*Work to do*
Repeat exactly each line of the data provided below.

*Records shown*
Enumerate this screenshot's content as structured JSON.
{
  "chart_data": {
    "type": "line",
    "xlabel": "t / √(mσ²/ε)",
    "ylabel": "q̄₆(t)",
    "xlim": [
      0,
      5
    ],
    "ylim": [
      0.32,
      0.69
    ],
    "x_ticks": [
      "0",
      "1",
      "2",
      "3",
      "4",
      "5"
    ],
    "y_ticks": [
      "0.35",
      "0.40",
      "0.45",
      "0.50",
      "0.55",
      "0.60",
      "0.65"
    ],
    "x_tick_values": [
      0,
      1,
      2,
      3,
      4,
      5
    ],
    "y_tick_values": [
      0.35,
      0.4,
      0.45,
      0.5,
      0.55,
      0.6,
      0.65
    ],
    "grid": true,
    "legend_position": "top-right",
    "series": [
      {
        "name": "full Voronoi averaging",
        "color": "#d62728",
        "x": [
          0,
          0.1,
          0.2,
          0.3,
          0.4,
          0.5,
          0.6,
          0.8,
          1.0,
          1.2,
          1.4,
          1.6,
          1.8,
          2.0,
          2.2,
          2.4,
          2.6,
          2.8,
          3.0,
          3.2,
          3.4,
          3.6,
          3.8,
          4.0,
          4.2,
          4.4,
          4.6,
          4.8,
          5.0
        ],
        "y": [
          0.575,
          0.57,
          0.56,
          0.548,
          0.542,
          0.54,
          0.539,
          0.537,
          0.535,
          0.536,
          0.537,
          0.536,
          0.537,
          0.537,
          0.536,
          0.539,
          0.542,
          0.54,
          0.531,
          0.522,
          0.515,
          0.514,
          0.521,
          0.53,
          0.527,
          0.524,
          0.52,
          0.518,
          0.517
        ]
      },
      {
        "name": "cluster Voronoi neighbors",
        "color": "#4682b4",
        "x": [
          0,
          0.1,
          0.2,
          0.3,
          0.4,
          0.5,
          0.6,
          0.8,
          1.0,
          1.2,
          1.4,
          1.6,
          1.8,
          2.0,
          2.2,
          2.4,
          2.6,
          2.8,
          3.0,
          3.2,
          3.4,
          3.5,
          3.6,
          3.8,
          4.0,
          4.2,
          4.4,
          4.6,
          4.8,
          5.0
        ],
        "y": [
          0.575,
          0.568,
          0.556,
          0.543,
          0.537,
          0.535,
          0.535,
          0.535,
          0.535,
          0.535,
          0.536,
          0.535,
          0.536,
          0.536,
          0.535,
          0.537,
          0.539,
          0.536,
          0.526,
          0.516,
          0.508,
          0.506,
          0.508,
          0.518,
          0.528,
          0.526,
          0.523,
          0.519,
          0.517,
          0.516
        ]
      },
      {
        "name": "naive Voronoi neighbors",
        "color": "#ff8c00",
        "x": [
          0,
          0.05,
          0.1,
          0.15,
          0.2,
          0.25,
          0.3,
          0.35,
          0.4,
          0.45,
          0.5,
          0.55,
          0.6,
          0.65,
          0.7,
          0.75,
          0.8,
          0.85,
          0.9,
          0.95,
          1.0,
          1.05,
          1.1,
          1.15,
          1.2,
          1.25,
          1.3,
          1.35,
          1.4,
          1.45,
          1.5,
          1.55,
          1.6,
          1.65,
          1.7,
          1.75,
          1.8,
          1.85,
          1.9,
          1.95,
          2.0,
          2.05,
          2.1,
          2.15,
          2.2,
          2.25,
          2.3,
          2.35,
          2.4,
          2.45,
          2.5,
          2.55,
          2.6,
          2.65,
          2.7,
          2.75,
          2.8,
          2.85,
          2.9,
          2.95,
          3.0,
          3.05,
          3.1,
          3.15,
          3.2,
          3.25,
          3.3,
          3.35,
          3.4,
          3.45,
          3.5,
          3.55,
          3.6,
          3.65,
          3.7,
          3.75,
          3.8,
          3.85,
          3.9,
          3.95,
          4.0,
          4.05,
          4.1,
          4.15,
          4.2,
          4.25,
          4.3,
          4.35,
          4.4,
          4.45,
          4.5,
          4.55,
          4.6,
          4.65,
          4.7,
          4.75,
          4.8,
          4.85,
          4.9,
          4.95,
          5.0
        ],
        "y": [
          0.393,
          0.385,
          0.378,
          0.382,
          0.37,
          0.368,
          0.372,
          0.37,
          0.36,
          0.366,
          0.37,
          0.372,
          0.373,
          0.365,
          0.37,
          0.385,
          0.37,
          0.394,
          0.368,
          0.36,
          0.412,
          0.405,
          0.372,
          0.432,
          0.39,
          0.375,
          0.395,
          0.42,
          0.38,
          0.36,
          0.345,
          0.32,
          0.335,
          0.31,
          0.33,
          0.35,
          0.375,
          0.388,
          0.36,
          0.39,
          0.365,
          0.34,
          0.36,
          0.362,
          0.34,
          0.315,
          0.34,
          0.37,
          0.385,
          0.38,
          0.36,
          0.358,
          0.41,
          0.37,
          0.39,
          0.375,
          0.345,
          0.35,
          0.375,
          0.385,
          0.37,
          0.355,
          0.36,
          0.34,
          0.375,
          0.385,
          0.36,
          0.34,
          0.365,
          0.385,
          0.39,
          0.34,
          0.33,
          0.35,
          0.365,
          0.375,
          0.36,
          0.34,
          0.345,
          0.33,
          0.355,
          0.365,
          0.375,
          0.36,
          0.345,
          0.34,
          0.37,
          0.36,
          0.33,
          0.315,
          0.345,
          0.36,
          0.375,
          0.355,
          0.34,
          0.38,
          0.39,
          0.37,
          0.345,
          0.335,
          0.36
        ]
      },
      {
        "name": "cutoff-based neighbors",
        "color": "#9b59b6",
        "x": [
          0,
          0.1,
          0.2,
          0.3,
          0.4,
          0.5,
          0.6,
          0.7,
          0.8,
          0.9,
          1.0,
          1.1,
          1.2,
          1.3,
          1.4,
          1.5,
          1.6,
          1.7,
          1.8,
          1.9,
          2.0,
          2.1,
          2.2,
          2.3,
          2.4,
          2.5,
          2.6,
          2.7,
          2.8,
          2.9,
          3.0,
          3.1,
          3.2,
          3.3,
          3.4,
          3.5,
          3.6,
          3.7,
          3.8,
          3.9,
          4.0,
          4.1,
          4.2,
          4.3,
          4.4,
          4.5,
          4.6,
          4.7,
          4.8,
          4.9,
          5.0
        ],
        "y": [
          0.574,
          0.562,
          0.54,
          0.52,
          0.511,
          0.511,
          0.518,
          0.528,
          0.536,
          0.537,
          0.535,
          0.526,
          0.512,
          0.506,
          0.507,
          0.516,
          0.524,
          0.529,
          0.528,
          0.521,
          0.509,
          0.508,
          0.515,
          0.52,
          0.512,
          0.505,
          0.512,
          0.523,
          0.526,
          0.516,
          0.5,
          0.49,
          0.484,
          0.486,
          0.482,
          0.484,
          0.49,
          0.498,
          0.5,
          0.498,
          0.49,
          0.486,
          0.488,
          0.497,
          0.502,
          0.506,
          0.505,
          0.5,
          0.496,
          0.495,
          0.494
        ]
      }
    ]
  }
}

*Result of the task*
Enumerate this screenshot's content as structured JSON.
{
  "chart_data": {
    "type": "line",
    "xlabel": "t / √(mσ²/ε)",
    "ylabel": "q̄₆(t)",
    "xlim": [
      0,
      5
    ],
    "ylim": [
      0.32,
      0.69
    ],
    "x_ticks": [
      "0",
      "1",
      "2",
      "3",
      "4",
      "5"
    ],
    "y_ticks": [
      "0.35",
      "0.40",
      "0.45",
      "0.50",
      "0.55",
      "0.60",
      "0.65"
    ],
    "x_tick_values": [
      0,
      1,
      2,
      3,
      4,
      5
    ],
    "y_tick_values": [
      0.35,
      0.4,
      0.45,
      0.5,
      0.55,
      0.6,
      0.65
    ],
    "grid": true,
    "legend_position": "top-right",
    "series": [
      {
        "name": "full Voronoi averaging",
        "color": "#d62728",
        "x": [
          0,
          0.1,
          0.2,
          0.3,
          0.4,
          0.5,
          0.6,
          0.8,
          1.0,
          1.2,
          1.4,
          1.6,
          1.8,
          2.0,
          2.2,
          2.4,
          2.6,
          2.8,
          3.0,
          3.2,
          3.4,
          3.6,
          3.8,
          4.0,
          4.2,
          4.4,
          4.6,
          4.8,
          5.0
        ],
        "y": [
          0.575,
          0.57,
          0.56,
          0.548,
          0.542,
          0.54,
          0.539,
          0.537,
          0.535,
          0.536,
          0.537,
          0.536,
          0.537,
          0.537,
          0.536,
          0.539,
          0.542,
          0.54,
          0.531,
          0.522,
          0.515,
          0.514,
          0.521,
          0.53,
          0.527,
          0.524,
          0.52,
          0.518,
          0.517
        ]
      },
      {
        "name": "cluster Voronoi neighbors",
        "color": "#4682b4",
        "x": [
          0,
          0.1,
          0.2,
          0.3,
          0.4,
          0.5,
          0.6,
          0.8,
          1.0,
          1.2,
          1.4,
          1.6,
          1.8,
          2.0,
          2.2,
          2.4,
          2.6,
          2.8,
          3.0,
          3.2,
          3.4,
          3.5,
          3.6,
          3.8,
          4.0,
          4.2,
          4.4,
          4.6,
          4.8,
          5.0
        ],
        "y": [
          0.575,
          0.568,
          0.556,
          0.543,
          0.537,
          0.535,
          0.535,
          0.535,
          0.535,
          0.535,
          0.536,
          0.535,
          0.536,
          0.536,
          0.535,
          0.537,
          0.539,
          0.536,
          0.526,
          0.516,
          0.508,
          0.506,
          0.508,
          0.518,
          0.528,
          0.526,
          0.523,
          0.519,
          0.517,
          0.516
        ]
      },
      {
        "name": "naive Voronoi neighbors",
        "color": "#ff8c00",
        "x": [
          0,
          0.05,
          0.1,
          0.15,
          0.2,
          0.25,
          0.3,
          0.35,
          0.4,
          0.45,
          0.5,
          0.55,
          0.6,
          0.65,
          0.7,
          0.75,
          0.8,
          0.85,
          0.9,
          0.95,
          1.0,
          1.05,
          1.1,
          1.15,
          1.2,
          1.25,
          1.3,
          1.35,
          1.4,
          1.45,
          1.5,
          1.55,
          1.6,
          1.65,
          1.7,
          1.75,
          1.8,
          1.85,
          1.9,
          1.95,
          2.0,
          2.05,
          2.1,
          2.15,
          2.2,
          2.25,
          2.3,
          2.35,
          2.4,
          2.45,
          2.5,
          2.55,
          2.6,
          2.65,
          2.7,
          2.75,
          2.8,
          2.85,
          2.9,
          2.95,
          3.0,
          3.05,
          3.1,
          3.15,
          3.2,
          3.25,
          3.3,
          3.35,
          3.4,
          3.45,
          3.5,
          3.55,
          3.6,
          3.65,
          3.7,
          3.75,
          3.8,
          3.85,
          3.9,
          3.95,
          4.0,
          4.05,
          4.1,
          4.15,
          4.2,
          4.25,
          4.3,
          4.35,
          4.4,
          4.45,
          4.5,
          4.55,
          4.6,
          4.65,
          4.7,
          4.75,
          4.8,
          4.85,
          4.9,
          4.95,
          5.0
        ],
        "y": [
          0.393,
          0.385,
          0.378,
          0.382,
          0.37,
          0.368,
          0.372,
          0.37,
          0.36,
          0.366,
          0.37,
          0.372,
          0.373,
          0.365,
          0.37,
          0.385,
          0.37,
          0.394,
          0.368,
          0.36,
          0.412,
          0.405,
          0.372,
          0.432,
          0.39,
          0.375,
          0.395,
          0.42,
          0.38,
          0.36,
          0.345,
          0.32,
          0.335,
          0.31,
          0.33,
          0.35,
          0.375,
          0.388,
          0.36,
          0.39,
          0.365,
          0.34,
          0.36,
          0.362,
          0.34,
          0.315,
          0.34,
          0.37,
          0.385,
          0.38,
          0.36,
          0.358,
          0.41,
          0.37,
          0.39,
          0.375,
          0.345,
          0.35,
          0.375,
          0.385,
          0.37,
          0.355,
          0.36,
          0.34,
          0.375,
          0.385,
          0.36,
          0.34,
          0.365,
          0.385,
          0.39,
          0.34,
          0.33,
          0.35,
          0.365,
          0.375,
          0.36,
          0.34,
          0.345,
          0.33,
          0.355,
          0.365,
          0.375,
          0.36,
          0.345,
          0.34,
          0.37,
          0.36,
          0.33,
          0.315,
          0.345,
          0.36,
          0.375,
          0.355,
          0.34,
          0.38,
          0.39,
          0.37,
          0.345,
          0.335,
          0.36
        ]
      },
      {
        "name": "cutoff-based neighbors",
        "color": "#9b59b6",
        "x": [
          0,
          0.1,
          0.2,
          0.3,
          0.4,
          0.5,
          0.6,
          0.7,
          0.8,
          0.9,
          1.0,
          1.1,
          1.2,
          1.3,
          1.4,
          1.5,
          1.6,
          1.7,
          1.8,
          1.9,
          2.0,
          2.1,
          2.2,
          2.3,
          2.4,
          2.5,
          2.6,
          2.7,
          2.8,
          2.9,
          3.0,
          3.1,
          3.2,
          3.3,
          3.4,
          3.5,
          3.6,
          3.7,
          3.8,
          3.9,
          4.0,
          4.1,
          4.2,
          4.3,
          4.4,
          4.5,
          4.6,
          4.7,
          4.8,
          4.9,
          5.0
        ],
        "y": [
          0.574,
          0.562,
          0.54,
          0.52,
          0.511,
          0.511,
          0.518,
          0.528,
          0.536,
          0.537,
          0.535,
          0.526,
          0.512,
          0.506,
          0.507,
          0.516,
          0.524,
          0.529,
          0.528,
          0.521,
          0.509,
          0.508,
          0.515,
          0.52,
          0.512,
          0.505,
          0.512,
          0.523,
          0.526,
          0.516,
          0.5,
          0.49,
          0.484,
          0.486,
          0.482,
          0.484,
          0.49,
          0.498,
          0.5,
          0.498,
          0.49,
          0.486,
          0.488,
          0.497,
          0.502,
          0.506,
          0.505,
          0.5,
          0.496,
          0.495,
          0.494
        ]
      }
    ]
  }
}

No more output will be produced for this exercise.